▶ [What to produce]
Copy the lines below word for word, skipping any image.

═══

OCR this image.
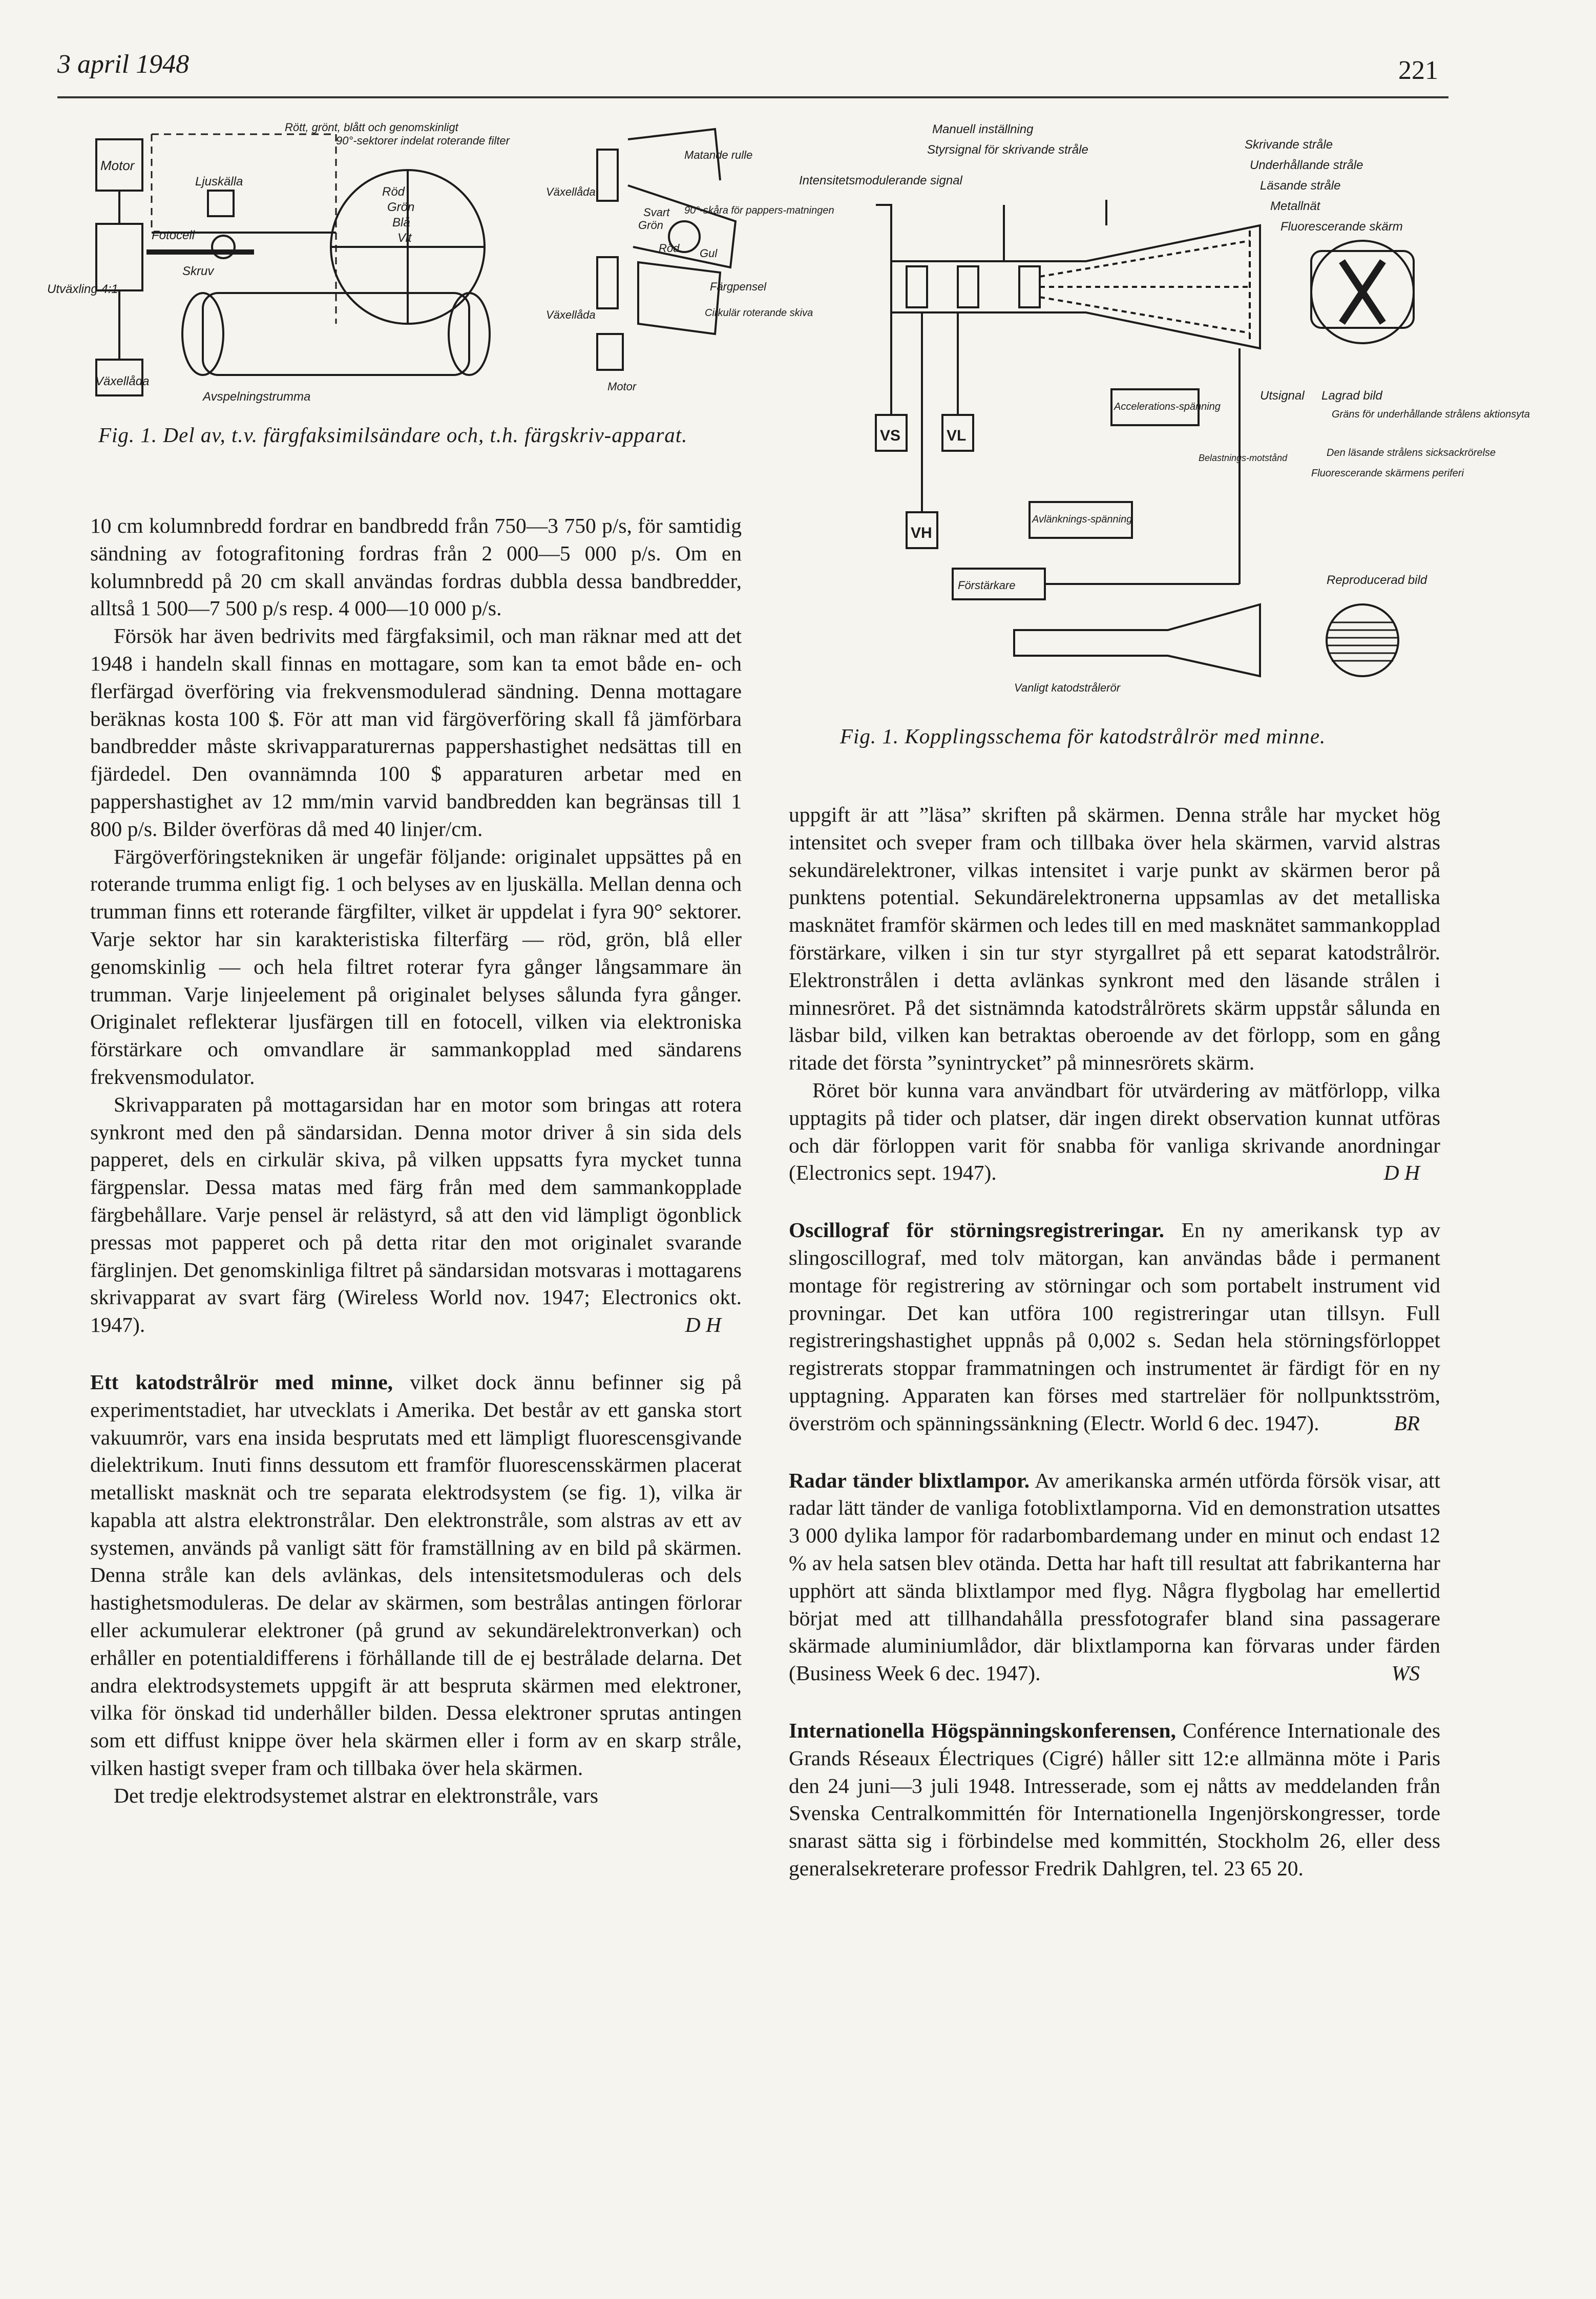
3 april 1948	221
Motor
Rött, grönt, blått och genomskinligt
90°-sektorer indelat roterande filter
Ljuskälla
Fotocell
Skruv
Utväxling 4:1
Växellåda
Avspelningstrumma
Röd
Grön
Blå
Vit
Matande rulle
Växellåda
Svart 90°-skåra för pappers-matningen
Grön
Röd Gul
Färgpensel
Cirkulär roterande skiva
Växellåda
Motor
Fig. 1. Del av, t.v. färgfaksimilsändare och, t.h. färgskriv-apparat.
Intensitetsmodulerande signal
Manuell inställning
Styrsignal för skrivande stråle	Skrivande stråle
Underhållande stråle
Läsande stråle
Metallnät
Fluorescerande skärm
VS	VL
VH
Accelerations-spänning
Utsignal Lagrad bild
Gräns för underhållande strålens aktionsyta
Den läsande strålens sicksackrörelse
Fluorescerande skärmens periferi
Belastnings-motstånd
Avlänknings-spänning
Förstärkare	Reproducerad bild
Vanligt katodstrålerör
Fig. 1. Kopplingsschema för katodstrålrör med minne.

10 cm kolumnbredd fordrar en bandbredd från 750—3 750 p/s, för samtidig sändning av fotografitoning fordras från 2 000—5 000 p/s. Om en kolumnbredd på 20 cm skall användas fordras dubbla dessa bandbredder, alltså 1 500—7 500 p/s resp. 4 000—10 000 p/s.

Försök har även bedrivits med färgfaksimil, och man räknar med att det 1948 i handeln skall finnas en mottagare, som kan ta emot både en- och flerfärgad överföring via frekvensmodulerad sändning. Denna mottagare beräknas kosta 100 $. För att man vid färgöverföring skall få jämförbara bandbredder måste skrivapparaturernas pappershastighet nedsättas till en fjärdedel. Den ovannämnda 100 $ apparaturen arbetar med en pappershastighet av 12 mm/min varvid bandbredden kan begränsas till 1 800 p/s. Bilder överföras då med 40 linjer/cm.

Färgöverföringstekniken är ungefär följande: originalet uppsättes på en roterande trumma enligt fig. 1 och belyses av en ljuskälla. Mellan denna och trumman finns ett roterande färgfilter, vilket är uppdelat i fyra 90° sektorer. Varje sektor har sin karakteristiska filterfärg — röd, grön, blå eller genomskinlig — och hela filtret roterar fyra gånger långsammare än trumman. Varje linjeelement på originalet belyses sålunda fyra gånger. Originalet reflekterar ljusfärgen till en fotocell, vilken via elektroniska förstärkare och omvandlare är sammankopplad med sändarens frekvensmodulator.

Skrivapparaten på mottagarsidan har en motor som bringas att rotera synkront med den på sändarsidan. Denna motor driver å sin sida dels papperet, dels en cirkulär skiva, på vilken uppsatts fyra mycket tunna färgpenslar. Dessa matas med färg från med dem sammankopplade färgbehållare. Varje pensel är relästyrd, så att den vid lämpligt ögonblick pressas mot papperet och på detta ritar den mot originalet svarande färglinjen. Det genomskinliga filtret på sändarsidan motsvaras i mottagarens skrivapparat av svart färg (Wireless World nov. 1947; Electronics okt. 1947).	D H

Ett katodstrålrör med minne, vilket dock ännu befinner sig på experimentstadiet, har utvecklats i Amerika. Det består av ett ganska stort vakuumrör, vars ena insida besprutats med ett lämpligt fluorescensgivande dielektrikum. Inuti finns dessutom ett framför fluorescensskärmen placerat metalliskt masknät och tre separata elektrodsystem (se fig. 1), vilka är kapabla att alstra elektronstrålar. Den elektronstråle, som alstras av ett av systemen, används på vanligt sätt för framställning av en bild på skärmen. Denna stråle kan dels avlänkas, dels intensitetsmoduleras och dels hastighetsmoduleras. De delar av skärmen, som bestrålas antingen förlorar eller ackumulerar elektroner (på grund av sekundärelektronverkan) och erhåller en potentialdifferens i förhållande till de ej bestrålade delarna. Det andra elektrodsystemets uppgift är att bespruta skärmen med elektroner, vilka för önskad tid underhåller bilden. Dessa elektroner sprutas antingen som ett diffust knippe över hela skärmen eller i form av en skarp stråle, vilken hastigt sveper fram och tillbaka över hela skärmen.

Det tredje elektrodsystemet alstrar en elektronstråle, vars

uppgift är att ”läsa” skriften på skärmen. Denna stråle har mycket hög intensitet och sveper fram och tillbaka över hela skärmen, varvid alstras sekundärelektroner, vilkas intensitet i varje punkt av skärmen beror på punktens potential. Sekundärelektronerna uppsamlas av det metalliska masknätet framför skärmen och ledes till en med masknätet sammankopplad förstärkare, vilken i sin tur styr styrgallret på ett separat katodstrålrör. Elektronstrålen i detta avlänkas synkront med den läsande strålen i minnesröret. På det sistnämnda katodstrålrörets skärm uppstår sålunda en läsbar bild, vilken kan betraktas oberoende av det förlopp, som en gång ritade det första ”synintrycket” på minnesrörets skärm.

Röret bör kunna vara användbart för utvärdering av mätförlopp, vilka upptagits på tider och platser, där ingen direkt observation kunnat utföras och där förloppen varit för snabba för vanliga skrivande anordningar (Electronics sept. 1947).	D H

Oscillograf för störningsregistreringar. En ny amerikansk typ av slingoscillograf, med tolv mätorgan, kan användas både i permanent montage för registrering av störningar och som portabelt instrument vid provningar. Det kan utföra 100 registreringar utan tillsyn. Full registreringshastighet uppnås på 0,002 s. Sedan hela störningsförloppet registrerats stoppar frammatningen och instrumentet är färdigt för en ny upptagning. Apparaten kan förses med startreläer för nollpunktsström, överström och spänningssänkning (Electr. World 6 dec. 1947).	BR

Radar tänder blixtlampor. Av amerikanska armén utförda försök visar, att radar lätt tänder de vanliga fotoblixtlamporna. Vid en demonstration utsattes 3 000 dylika lampor för radarbombardemang under en minut och endast 12 % av hela satsen blev otända. Detta har haft till resultat att fabrikanterna har upphört att sända blixtlampor med flyg. Några flygbolag har emellertid börjat med att tillhandahålla pressfotografer bland sina passagerare skärmade aluminiumlådor, där blixtlamporna kan förvaras under färden (Business Week 6 dec. 1947).	WS

Internationella Högspänningskonferensen, Conférence Internationale des Grands Réseaux Électriques (Cigré) håller sitt 12:e allmänna möte i Paris den 24 juni—3 juli 1948. Intresserade, som ej nåtts av meddelanden från Svenska Centralkommittén för Internationella Ingenjörskongresser, torde snarast sätta sig i förbindelse med kommittén, Stockholm 26, eller dess generalsekreterare professor Fredrik Dahlgren, tel. 23 65 20.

═══

▶ [Response box]
OCR this image.
3 april 1948	221
Motor
Rött, grönt, blått och genomskinligt
90°-sektorer indelat roterande filter
Ljuskälla
Fotocell
Skruv
Utväxling 4:1
Växellåda
Avspelningstrumma
Röd
Grön
Blå
Vit
Matande rulle
Växellåda
Svart 90°-skåra för pappers-matningen
Grön
Röd Gul
Färgpensel
Cirkulär roterande skiva
Växellåda
Motor
Fig. 1. Del av, t.v. färgfaksimilsändare och, t.h. färgskriv-apparat.
Intensitetsmodulerande signal
Manuell inställning
Styrsignal för skrivande stråle	Skrivande stråle
Underhållande stråle
Läsande stråle
Metallnät
Fluorescerande skärm
VS	VL
VH
Accelerations-spänning
Utsignal Lagrad bild
Gräns för underhållande strålens aktionsyta
Den läsande strålens sicksackrörelse
Fluorescerande skärmens periferi
Belastnings-motstånd
Avlänknings-spänning
Förstärkare	Reproducerad bild
Vanligt katodstrålerör
Fig. 1. Kopplingsschema för katodstrålrör med minne.

10 cm kolumnbredd fordrar en bandbredd från 750—3 750 p/s, för samtidig sändning av fotografitoning fordras från 2 000—5 000 p/s. Om en kolumnbredd på 20 cm skall användas fordras dubbla dessa bandbredder, alltså 1 500—7 500 p/s resp. 4 000—10 000 p/s.

Försök har även bedrivits med färgfaksimil, och man räknar med att det 1948 i handeln skall finnas en mottagare, som kan ta emot både en- och flerfärgad överföring via frekvensmodulerad sändning. Denna mottagare beräknas kosta 100 $. För att man vid färgöverföring skall få jämförbara bandbredder måste skrivapparaturernas pappershastighet nedsättas till en fjärdedel. Den ovannämnda 100 $ apparaturen arbetar med en pappershastighet av 12 mm/min varvid bandbredden kan begränsas till 1 800 p/s. Bilder överföras då med 40 linjer/cm.

Färgöverföringstekniken är ungefär följande: originalet uppsättes på en roterande trumma enligt fig. 1 och belyses av en ljuskälla. Mellan denna och trumman finns ett roterande färgfilter, vilket är uppdelat i fyra 90° sektorer. Varje sektor har sin karakteristiska filterfärg — röd, grön, blå eller genomskinlig — och hela filtret roterar fyra gånger långsammare än trumman. Varje linjeelement på originalet belyses sålunda fyra gånger. Originalet reflekterar ljusfärgen till en fotocell, vilken via elektroniska förstärkare och omvandlare är sammankopplad med sändarens frekvensmodulator.

Skrivapparaten på mottagarsidan har en motor som bringas att rotera synkront med den på sändarsidan. Denna motor driver å sin sida dels papperet, dels en cirkulär skiva, på vilken uppsatts fyra mycket tunna färgpenslar. Dessa matas med färg från med dem sammankopplade färgbehållare. Varje pensel är relästyrd, så att den vid lämpligt ögonblick pressas mot papperet och på detta ritar den mot originalet svarande färglinjen. Det genomskinliga filtret på sändarsidan motsvaras i mottagarens skrivapparat av svart färg (Wireless World nov. 1947; Electronics okt. 1947).	D H

Ett katodstrålrör med minne, vilket dock ännu befinner sig på experimentstadiet, har utvecklats i Amerika. Det består av ett ganska stort vakuumrör, vars ena insida besprutats med ett lämpligt fluorescensgivande dielektrikum. Inuti finns dessutom ett framför fluorescensskärmen placerat metalliskt masknät och tre separata elektrodsystem (se fig. 1), vilka är kapabla att alstra elektronstrålar. Den elektronstråle, som alstras av ett av systemen, används på vanligt sätt för framställning av en bild på skärmen. Denna stråle kan dels avlänkas, dels intensitetsmoduleras och dels hastighetsmoduleras. De delar av skärmen, som bestrålas antingen förlorar eller ackumulerar elektroner (på grund av sekundärelektronverkan) och erhåller en potentialdifferens i förhållande till de ej bestrålade delarna. Det andra elektrodsystemets uppgift är att bespruta skärmen med elektroner, vilka för önskad tid underhåller bilden. Dessa elektroner sprutas antingen som ett diffust knippe över hela skärmen eller i form av en skarp stråle, vilken hastigt sveper fram och tillbaka över hela skärmen.

Det tredje elektrodsystemet alstrar en elektronstråle, vars

uppgift är att ”läsa” skriften på skärmen. Denna stråle har mycket hög intensitet och sveper fram och tillbaka över hela skärmen, varvid alstras sekundärelektroner, vilkas intensitet i varje punkt av skärmen beror på punktens potential. Sekundärelektronerna uppsamlas av det metalliska masknätet framför skärmen och ledes till en med masknätet sammankopplad förstärkare, vilken i sin tur styr styrgallret på ett separat katodstrålrör. Elektronstrålen i detta avlänkas synkront med den läsande strålen i minnesröret. På det sistnämnda katodstrålrörets skärm uppstår sålunda en läsbar bild, vilken kan betraktas oberoende av det förlopp, som en gång ritade det första ”synintrycket” på minnesrörets skärm.

Röret bör kunna vara användbart för utvärdering av mätförlopp, vilka upptagits på tider och platser, där ingen direkt observation kunnat utföras och där förloppen varit för snabba för vanliga skrivande anordningar (Electronics sept. 1947).	D H

Oscillograf för störningsregistreringar. En ny amerikansk typ av slingoscillograf, med tolv mätorgan, kan användas både i permanent montage för registrering av störningar och som portabelt instrument vid provningar. Det kan utföra 100 registreringar utan tillsyn. Full registreringshastighet uppnås på 0,002 s. Sedan hela störningsförloppet registrerats stoppar frammatningen och instrumentet är färdigt för en ny upptagning. Apparaten kan förses med startreläer för nollpunktsström, överström och spänningssänkning (Electr. World 6 dec. 1947).	BR

Radar tänder blixtlampor. Av amerikanska armén utförda försök visar, att radar lätt tänder de vanliga fotoblixtlamporna. Vid en demonstration utsattes 3 000 dylika lampor för radarbombardemang under en minut och endast 12 % av hela satsen blev otända. Detta har haft till resultat att fabrikanterna har upphört att sända blixtlampor med flyg. Några flygbolag har emellertid börjat med att tillhandahålla pressfotografer bland sina passagerare skärmade aluminiumlådor, där blixtlamporna kan förvaras under färden (Business Week 6 dec. 1947).	WS

Internationella Högspänningskonferensen, Conférence Internationale des Grands Réseaux Électriques (Cigré) håller sitt 12:e allmänna möte i Paris den 24 juni—3 juli 1948. Intresserade, som ej nåtts av meddelanden från Svenska Centralkommittén för Internationella Ingenjörskongresser, torde snarast sätta sig i förbindelse med kommittén, Stockholm 26, eller dess generalsekreterare professor Fredrik Dahlgren, tel. 23 65 20.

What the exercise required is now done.